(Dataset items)
[start]

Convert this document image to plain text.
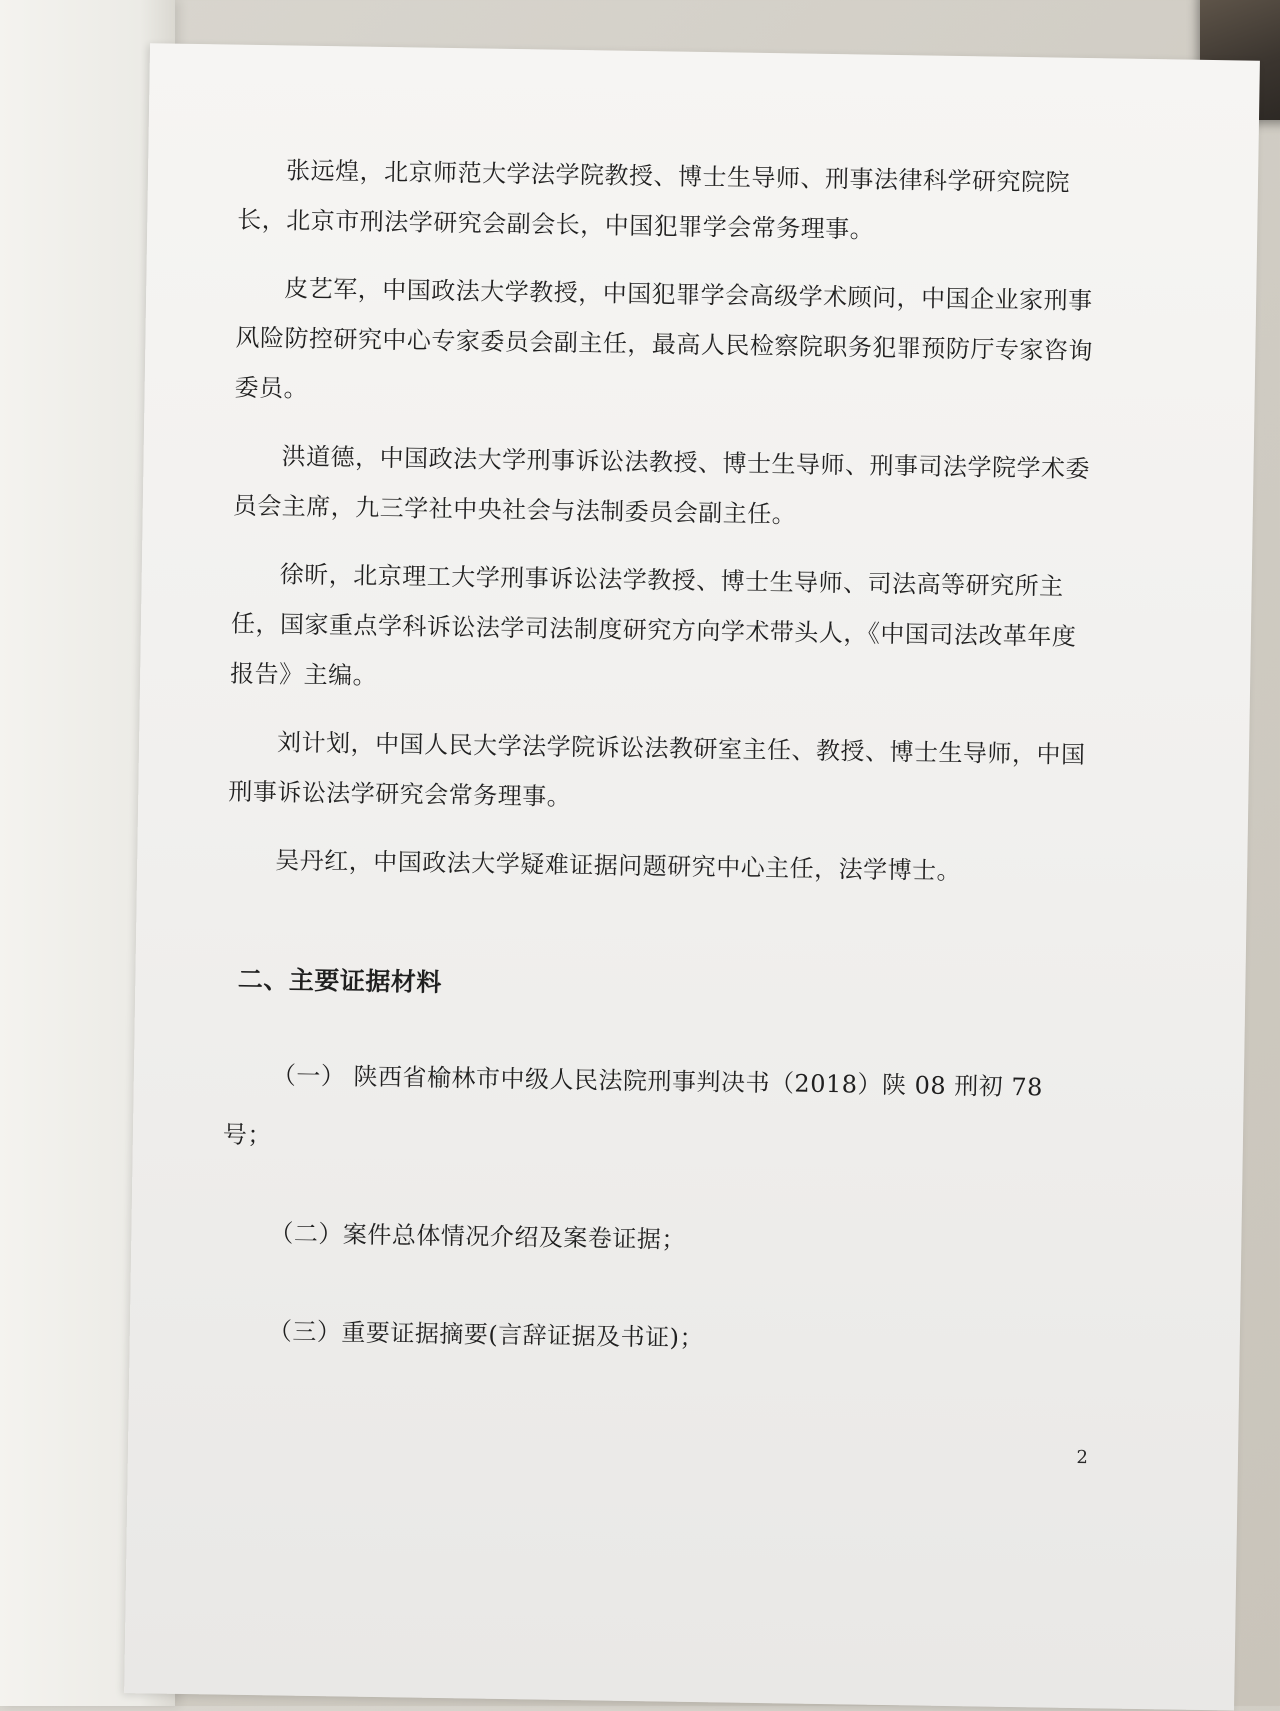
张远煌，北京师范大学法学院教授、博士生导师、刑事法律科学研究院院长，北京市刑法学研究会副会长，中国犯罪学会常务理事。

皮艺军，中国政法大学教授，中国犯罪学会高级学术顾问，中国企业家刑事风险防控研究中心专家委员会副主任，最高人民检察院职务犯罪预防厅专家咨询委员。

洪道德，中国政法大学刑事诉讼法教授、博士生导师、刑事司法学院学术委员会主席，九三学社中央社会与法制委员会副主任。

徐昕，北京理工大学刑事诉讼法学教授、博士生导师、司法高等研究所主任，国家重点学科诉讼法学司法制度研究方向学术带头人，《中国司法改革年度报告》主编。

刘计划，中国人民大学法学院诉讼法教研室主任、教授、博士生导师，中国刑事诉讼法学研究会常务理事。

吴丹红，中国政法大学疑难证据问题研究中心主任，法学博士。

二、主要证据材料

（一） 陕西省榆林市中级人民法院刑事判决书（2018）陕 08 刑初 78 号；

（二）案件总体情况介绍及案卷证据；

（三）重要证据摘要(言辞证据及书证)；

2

[end]

# TASK INSTRUCTIONS:
All records above are to be printed exactly, minus the pictures they contain.

# WRITTEN SOLUTION:
Convert this document image to plain text.
张远煌，北京师范大学法学院教授、博士生导师、刑事法律科学研究院院长，北京市刑法学研究会副会长，中国犯罪学会常务理事。

皮艺军，中国政法大学教授，中国犯罪学会高级学术顾问，中国企业家刑事风险防控研究中心专家委员会副主任，最高人民检察院职务犯罪预防厅专家咨询委员。

洪道德，中国政法大学刑事诉讼法教授、博士生导师、刑事司法学院学术委员会主席，九三学社中央社会与法制委员会副主任。

徐昕，北京理工大学刑事诉讼法学教授、博士生导师、司法高等研究所主任，国家重点学科诉讼法学司法制度研究方向学术带头人，《中国司法改革年度报告》主编。

刘计划，中国人民大学法学院诉讼法教研室主任、教授、博士生导师，中国刑事诉讼法学研究会常务理事。

吴丹红，中国政法大学疑难证据问题研究中心主任，法学博士。

二、主要证据材料

（一） 陕西省榆林市中级人民法院刑事判决书（2018）陕 08 刑初 78 号；

（二）案件总体情况介绍及案卷证据；

（三）重要证据摘要(言辞证据及书证)；

2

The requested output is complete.